(Dataset items)
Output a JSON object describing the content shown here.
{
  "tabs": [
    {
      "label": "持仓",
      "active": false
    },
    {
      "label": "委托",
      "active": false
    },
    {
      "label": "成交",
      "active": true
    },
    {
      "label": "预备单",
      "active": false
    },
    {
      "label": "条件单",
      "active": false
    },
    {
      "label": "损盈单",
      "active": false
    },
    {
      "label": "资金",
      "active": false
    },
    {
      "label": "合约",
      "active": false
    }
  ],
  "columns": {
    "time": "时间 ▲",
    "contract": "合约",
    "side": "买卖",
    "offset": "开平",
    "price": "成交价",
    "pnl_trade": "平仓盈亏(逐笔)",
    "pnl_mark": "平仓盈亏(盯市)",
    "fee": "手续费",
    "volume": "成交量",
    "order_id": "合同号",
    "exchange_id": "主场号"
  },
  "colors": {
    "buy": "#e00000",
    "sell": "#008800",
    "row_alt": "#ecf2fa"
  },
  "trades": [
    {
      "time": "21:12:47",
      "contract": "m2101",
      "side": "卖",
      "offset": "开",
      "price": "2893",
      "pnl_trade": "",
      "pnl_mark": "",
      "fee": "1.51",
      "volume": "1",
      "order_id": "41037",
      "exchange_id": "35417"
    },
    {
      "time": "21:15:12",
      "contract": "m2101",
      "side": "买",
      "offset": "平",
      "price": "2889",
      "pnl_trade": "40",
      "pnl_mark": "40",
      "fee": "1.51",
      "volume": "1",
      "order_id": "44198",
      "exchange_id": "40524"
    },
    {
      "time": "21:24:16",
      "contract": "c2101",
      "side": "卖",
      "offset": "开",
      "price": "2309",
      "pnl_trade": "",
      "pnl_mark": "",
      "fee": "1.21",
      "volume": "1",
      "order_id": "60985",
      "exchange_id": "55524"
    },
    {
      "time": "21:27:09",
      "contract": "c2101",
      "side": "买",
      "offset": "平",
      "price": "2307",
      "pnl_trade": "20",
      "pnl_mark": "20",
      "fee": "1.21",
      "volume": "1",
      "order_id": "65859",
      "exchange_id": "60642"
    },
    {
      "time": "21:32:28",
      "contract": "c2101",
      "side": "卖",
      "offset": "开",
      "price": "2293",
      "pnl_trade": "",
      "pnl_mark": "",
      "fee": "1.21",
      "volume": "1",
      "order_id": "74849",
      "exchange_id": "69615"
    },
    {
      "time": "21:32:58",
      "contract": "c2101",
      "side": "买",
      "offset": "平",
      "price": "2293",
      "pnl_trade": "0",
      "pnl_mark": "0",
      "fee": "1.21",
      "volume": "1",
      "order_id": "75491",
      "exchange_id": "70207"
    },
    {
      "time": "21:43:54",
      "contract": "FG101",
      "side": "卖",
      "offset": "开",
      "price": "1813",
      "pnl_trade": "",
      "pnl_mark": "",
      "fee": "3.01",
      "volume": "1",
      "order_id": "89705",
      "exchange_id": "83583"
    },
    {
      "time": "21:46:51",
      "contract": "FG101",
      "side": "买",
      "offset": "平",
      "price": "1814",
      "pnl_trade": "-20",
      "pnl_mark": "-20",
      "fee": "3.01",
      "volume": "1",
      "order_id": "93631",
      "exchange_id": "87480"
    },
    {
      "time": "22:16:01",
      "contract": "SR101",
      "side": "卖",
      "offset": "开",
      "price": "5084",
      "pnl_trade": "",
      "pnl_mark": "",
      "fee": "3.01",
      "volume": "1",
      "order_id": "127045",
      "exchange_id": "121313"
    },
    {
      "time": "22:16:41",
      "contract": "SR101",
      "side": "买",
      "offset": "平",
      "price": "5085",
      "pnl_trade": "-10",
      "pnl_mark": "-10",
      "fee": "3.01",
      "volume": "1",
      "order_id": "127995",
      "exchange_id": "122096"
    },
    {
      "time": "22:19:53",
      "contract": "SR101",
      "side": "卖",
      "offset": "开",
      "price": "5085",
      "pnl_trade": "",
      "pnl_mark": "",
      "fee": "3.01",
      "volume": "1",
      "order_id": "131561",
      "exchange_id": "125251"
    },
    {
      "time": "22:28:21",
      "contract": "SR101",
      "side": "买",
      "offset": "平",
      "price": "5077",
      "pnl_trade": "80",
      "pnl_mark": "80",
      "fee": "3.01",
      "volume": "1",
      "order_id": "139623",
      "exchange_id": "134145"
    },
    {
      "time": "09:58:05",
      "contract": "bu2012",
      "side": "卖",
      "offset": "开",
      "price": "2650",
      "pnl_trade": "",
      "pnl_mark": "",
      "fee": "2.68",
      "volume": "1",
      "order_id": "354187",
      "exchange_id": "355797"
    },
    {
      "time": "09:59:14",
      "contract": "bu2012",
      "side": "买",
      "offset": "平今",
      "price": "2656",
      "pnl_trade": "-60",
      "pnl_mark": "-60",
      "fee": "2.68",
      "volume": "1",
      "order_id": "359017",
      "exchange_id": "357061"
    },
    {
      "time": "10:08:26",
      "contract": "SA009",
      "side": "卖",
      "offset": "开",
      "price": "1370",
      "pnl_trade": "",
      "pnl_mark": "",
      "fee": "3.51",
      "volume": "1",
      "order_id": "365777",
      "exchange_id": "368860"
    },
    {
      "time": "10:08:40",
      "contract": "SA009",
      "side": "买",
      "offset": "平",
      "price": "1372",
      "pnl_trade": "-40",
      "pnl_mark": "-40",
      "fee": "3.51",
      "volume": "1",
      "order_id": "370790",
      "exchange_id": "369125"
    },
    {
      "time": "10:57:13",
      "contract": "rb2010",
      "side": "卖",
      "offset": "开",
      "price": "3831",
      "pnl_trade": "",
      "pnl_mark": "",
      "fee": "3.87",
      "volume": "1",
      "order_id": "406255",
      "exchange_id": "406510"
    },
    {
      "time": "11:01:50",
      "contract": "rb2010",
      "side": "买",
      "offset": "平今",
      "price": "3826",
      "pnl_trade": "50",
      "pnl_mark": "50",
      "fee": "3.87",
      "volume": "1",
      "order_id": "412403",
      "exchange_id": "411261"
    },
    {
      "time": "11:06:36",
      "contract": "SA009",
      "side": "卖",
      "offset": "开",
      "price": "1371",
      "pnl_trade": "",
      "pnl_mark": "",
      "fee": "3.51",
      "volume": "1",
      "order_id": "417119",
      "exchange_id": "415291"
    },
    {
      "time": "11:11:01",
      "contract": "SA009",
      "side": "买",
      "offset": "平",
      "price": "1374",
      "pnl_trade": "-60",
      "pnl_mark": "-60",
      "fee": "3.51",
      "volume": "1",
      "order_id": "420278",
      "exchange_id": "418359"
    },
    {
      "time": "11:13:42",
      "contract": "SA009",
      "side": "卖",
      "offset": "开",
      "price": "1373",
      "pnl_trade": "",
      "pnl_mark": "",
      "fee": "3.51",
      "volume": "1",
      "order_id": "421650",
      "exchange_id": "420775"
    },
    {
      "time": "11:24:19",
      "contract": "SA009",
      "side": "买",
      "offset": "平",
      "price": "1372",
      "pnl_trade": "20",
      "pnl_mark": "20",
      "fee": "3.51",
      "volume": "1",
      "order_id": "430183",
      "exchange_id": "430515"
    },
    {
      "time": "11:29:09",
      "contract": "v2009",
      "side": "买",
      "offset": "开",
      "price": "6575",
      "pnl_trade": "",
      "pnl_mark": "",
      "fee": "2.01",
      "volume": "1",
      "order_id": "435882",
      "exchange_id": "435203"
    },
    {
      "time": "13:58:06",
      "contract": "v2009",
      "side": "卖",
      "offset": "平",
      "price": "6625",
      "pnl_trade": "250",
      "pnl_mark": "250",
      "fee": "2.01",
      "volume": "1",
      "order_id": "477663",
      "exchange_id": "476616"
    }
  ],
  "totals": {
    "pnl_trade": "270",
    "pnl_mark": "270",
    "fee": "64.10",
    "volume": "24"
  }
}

Task requirements :: Using the entries above, find all lines with "label". Copy them.

Worked solution ::
      "label": "持仓",
      "label": "委托",
      "label": "成交",
      "label": "预备单",
      "label": "条件单",
      "label": "损盈单",
      "label": "资金",
      "label": "合约",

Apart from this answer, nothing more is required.